**Exercise instructions**
All the data must come back unchanged, except that pictures are left out.

**Listed records**
========

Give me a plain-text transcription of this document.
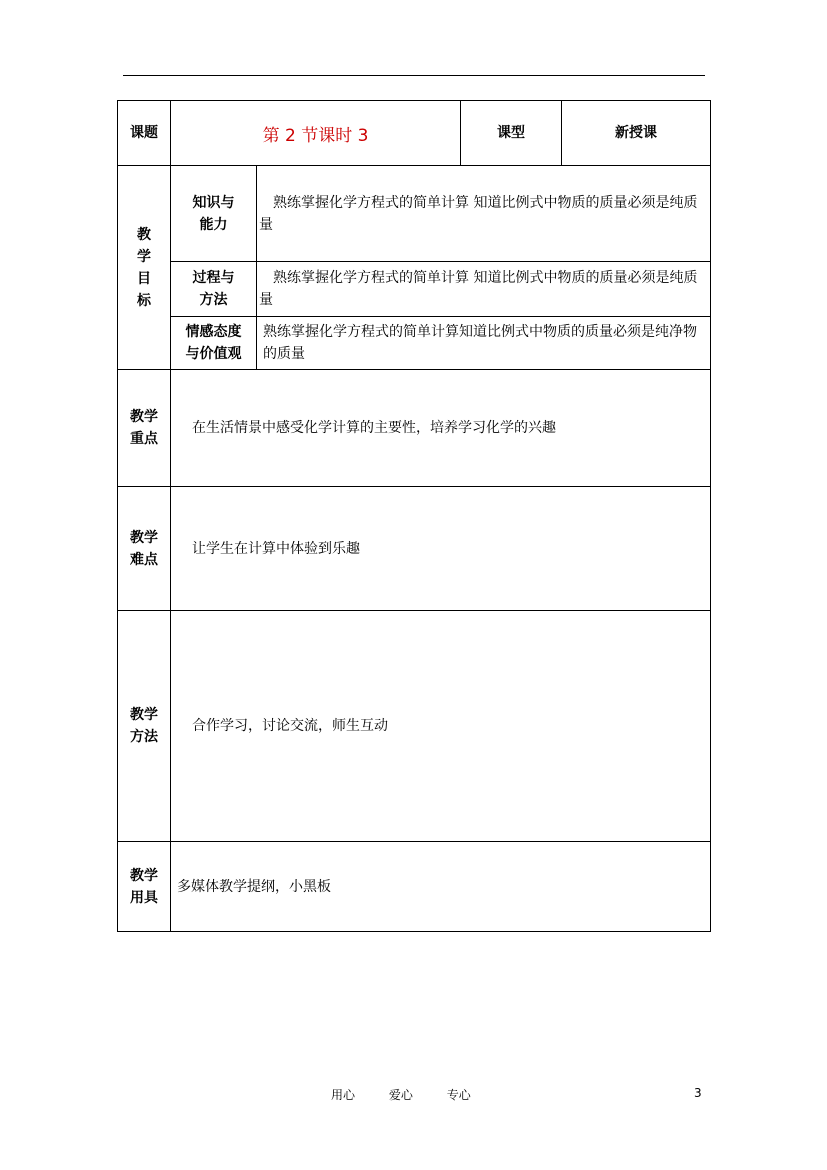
课题	第 2 节课时 3		课型	新授课

教
学
目
标	知识与能力	熟练掌握化学方程式的简单计算 知道比例式中物质的质量必须是纯质量		

	过程与方法	熟练掌握化学方程式的简单计算 知道比例式中物质的质量必须是纯质量		

	情感态度与价值观	熟练掌握化学方程式的简单计算知道比例式中物质的质量必须是纯净物的质量		

教学重点	在生活情景中感受化学计算的主要性，培养学习化学的兴趣			

教学难点	让学生在计算中体验到乐趣			

教学方法	合作学习，讨论交流，师生互动			

教学用具	多媒体教学提纲，小黑板			
用心	爱心	专心	3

========

**Expected answer**
Give me a plain-text transcription of this document.
课题	第 2 节课时 3		课型	新授课

教
学
目
标	知识与能力	熟练掌握化学方程式的简单计算 知道比例式中物质的质量必须是纯质量		

	过程与方法	熟练掌握化学方程式的简单计算 知道比例式中物质的质量必须是纯质量		

	情感态度与价值观	熟练掌握化学方程式的简单计算知道比例式中物质的质量必须是纯净物的质量		

教学重点	在生活情景中感受化学计算的主要性，培养学习化学的兴趣			

教学难点	让学生在计算中体验到乐趣			

教学方法	合作学习，讨论交流，师生互动			

教学用具	多媒体教学提纲，小黑板			
用心	爱心	专心	3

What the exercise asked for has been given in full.